- The request: Filter the listing and keep only the lines with the word "gmail".

- Dataset excerpts:
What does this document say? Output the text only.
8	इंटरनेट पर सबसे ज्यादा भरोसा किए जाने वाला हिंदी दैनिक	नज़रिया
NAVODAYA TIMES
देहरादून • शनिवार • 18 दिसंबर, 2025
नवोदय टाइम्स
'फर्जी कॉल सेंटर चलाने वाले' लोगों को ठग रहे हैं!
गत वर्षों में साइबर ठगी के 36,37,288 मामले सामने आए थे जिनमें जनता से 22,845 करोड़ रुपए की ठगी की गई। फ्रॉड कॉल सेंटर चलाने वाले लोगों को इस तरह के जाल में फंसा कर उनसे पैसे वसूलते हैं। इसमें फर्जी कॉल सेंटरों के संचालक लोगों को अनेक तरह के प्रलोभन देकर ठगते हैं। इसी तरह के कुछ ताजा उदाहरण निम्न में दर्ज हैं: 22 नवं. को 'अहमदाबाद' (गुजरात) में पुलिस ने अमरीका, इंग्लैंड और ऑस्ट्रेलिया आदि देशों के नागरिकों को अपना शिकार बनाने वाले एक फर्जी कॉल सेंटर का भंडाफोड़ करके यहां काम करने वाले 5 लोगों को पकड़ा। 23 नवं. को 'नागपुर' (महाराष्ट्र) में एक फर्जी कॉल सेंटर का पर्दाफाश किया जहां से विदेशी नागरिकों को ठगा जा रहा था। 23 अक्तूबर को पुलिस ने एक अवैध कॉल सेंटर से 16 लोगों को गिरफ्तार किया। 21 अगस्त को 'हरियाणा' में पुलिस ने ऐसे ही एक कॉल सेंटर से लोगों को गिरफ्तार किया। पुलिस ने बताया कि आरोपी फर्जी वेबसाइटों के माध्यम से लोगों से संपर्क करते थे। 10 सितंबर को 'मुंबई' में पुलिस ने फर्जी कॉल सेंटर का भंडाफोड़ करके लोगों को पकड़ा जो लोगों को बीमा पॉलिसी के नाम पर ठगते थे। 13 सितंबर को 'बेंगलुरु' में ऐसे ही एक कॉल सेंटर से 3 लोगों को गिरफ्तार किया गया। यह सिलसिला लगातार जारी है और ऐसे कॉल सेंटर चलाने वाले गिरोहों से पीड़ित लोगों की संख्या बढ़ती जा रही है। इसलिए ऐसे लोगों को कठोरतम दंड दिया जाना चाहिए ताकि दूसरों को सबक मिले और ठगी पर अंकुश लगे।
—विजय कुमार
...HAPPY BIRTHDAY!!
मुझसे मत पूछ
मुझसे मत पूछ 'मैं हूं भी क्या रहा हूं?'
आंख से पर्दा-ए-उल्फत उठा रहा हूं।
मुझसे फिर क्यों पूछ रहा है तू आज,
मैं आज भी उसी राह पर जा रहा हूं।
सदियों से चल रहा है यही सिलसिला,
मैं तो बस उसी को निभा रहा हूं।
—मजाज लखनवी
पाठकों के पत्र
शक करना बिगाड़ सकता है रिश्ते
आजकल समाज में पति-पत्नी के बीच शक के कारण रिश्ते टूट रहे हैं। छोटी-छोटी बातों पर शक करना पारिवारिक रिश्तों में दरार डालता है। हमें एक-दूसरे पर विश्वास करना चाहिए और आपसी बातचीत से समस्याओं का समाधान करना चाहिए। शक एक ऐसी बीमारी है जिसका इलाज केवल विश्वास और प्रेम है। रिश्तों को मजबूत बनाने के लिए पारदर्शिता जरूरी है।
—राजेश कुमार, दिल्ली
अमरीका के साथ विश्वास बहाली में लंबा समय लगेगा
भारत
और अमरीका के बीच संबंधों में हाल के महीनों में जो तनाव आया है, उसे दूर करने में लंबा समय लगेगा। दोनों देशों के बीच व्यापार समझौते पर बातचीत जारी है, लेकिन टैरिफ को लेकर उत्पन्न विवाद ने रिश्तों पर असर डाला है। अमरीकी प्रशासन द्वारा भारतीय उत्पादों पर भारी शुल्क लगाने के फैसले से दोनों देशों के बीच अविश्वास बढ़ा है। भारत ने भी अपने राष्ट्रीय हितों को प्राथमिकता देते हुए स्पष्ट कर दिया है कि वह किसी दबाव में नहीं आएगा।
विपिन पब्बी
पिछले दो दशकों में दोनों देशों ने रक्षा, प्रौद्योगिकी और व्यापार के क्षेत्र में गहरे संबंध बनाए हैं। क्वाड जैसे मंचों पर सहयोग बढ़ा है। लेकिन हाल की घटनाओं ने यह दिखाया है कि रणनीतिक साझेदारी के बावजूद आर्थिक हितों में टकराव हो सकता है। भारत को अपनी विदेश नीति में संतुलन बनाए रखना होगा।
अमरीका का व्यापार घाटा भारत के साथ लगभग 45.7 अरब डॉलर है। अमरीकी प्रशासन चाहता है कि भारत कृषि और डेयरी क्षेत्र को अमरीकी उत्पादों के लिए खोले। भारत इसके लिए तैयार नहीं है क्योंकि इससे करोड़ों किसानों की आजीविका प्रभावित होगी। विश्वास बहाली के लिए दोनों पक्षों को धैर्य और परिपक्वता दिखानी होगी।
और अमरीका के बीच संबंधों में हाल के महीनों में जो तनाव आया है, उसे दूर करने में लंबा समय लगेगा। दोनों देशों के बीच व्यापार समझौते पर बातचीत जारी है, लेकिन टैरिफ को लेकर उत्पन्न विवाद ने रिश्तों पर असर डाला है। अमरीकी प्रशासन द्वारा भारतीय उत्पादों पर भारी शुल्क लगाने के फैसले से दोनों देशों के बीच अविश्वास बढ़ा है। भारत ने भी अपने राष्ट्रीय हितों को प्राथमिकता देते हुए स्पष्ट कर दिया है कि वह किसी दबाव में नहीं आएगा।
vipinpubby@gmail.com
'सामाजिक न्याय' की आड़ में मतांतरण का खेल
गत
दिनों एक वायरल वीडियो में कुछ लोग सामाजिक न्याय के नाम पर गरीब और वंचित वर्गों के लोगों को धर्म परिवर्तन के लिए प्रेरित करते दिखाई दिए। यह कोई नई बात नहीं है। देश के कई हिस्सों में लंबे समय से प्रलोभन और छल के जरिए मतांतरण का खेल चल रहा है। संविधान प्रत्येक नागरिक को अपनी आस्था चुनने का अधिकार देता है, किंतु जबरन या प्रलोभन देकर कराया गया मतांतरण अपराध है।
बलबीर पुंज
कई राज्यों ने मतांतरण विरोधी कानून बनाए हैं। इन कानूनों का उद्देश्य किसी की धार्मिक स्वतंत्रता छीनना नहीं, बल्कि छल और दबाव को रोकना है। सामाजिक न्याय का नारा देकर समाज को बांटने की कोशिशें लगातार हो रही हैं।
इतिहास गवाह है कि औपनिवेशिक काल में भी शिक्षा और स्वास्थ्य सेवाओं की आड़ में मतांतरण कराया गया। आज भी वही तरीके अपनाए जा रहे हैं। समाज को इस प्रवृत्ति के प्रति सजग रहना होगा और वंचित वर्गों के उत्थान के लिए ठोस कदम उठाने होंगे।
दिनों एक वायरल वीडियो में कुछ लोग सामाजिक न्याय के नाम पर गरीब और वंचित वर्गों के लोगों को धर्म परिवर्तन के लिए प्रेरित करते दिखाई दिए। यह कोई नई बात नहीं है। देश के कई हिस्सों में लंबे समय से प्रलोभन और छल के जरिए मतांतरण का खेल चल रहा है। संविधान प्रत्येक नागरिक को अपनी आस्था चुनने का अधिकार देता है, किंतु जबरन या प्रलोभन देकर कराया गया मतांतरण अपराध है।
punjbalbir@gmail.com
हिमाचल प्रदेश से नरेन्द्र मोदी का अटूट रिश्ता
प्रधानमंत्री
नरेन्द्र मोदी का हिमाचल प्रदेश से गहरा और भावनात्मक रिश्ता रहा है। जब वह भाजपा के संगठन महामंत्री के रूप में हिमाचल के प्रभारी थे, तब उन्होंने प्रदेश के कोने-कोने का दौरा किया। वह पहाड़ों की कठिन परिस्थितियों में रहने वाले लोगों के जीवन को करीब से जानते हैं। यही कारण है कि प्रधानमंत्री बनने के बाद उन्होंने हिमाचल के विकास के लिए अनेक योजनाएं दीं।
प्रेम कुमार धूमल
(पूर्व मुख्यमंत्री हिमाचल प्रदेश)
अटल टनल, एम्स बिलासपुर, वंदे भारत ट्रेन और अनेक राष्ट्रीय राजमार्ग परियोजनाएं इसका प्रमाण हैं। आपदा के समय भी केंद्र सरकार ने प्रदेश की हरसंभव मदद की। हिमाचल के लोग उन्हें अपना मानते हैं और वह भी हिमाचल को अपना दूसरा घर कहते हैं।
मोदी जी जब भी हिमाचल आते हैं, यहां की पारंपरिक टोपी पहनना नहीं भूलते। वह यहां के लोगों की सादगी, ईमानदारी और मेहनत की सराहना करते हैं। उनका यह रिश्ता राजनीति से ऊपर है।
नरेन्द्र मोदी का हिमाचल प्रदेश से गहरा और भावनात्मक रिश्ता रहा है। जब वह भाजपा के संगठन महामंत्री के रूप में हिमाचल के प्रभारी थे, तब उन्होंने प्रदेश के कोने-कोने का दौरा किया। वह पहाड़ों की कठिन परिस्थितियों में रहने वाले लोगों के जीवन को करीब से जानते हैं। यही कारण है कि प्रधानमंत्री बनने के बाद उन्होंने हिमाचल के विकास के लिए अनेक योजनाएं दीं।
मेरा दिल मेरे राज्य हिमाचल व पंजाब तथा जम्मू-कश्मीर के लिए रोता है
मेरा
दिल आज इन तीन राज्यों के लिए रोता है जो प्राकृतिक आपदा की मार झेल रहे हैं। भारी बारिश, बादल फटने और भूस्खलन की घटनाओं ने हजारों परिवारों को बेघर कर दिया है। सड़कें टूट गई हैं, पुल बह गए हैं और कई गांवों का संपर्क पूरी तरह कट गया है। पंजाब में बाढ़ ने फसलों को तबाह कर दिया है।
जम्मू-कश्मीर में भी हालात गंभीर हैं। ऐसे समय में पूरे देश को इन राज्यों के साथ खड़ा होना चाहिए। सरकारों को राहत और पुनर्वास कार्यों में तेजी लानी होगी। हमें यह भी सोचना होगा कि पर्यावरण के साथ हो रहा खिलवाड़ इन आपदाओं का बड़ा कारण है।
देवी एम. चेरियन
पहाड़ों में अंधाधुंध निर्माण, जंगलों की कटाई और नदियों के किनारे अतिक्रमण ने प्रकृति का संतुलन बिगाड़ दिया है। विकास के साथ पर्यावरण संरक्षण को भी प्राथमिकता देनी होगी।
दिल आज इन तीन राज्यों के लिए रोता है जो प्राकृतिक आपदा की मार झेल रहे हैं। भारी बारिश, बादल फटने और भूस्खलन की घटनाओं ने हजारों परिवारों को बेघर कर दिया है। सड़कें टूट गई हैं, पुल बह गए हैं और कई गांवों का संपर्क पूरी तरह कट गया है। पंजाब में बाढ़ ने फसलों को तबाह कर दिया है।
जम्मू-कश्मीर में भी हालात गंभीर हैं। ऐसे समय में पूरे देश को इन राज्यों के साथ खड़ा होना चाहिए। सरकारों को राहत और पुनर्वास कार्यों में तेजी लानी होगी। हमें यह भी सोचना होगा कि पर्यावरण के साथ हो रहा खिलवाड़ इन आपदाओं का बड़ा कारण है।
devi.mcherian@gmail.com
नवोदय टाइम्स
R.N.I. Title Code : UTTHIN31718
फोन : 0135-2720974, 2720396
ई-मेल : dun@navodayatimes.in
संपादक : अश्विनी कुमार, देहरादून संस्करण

- Written response:
vipinpubby@gmail.com
punjbalbir@gmail.com
devi.mcherian@gmail.com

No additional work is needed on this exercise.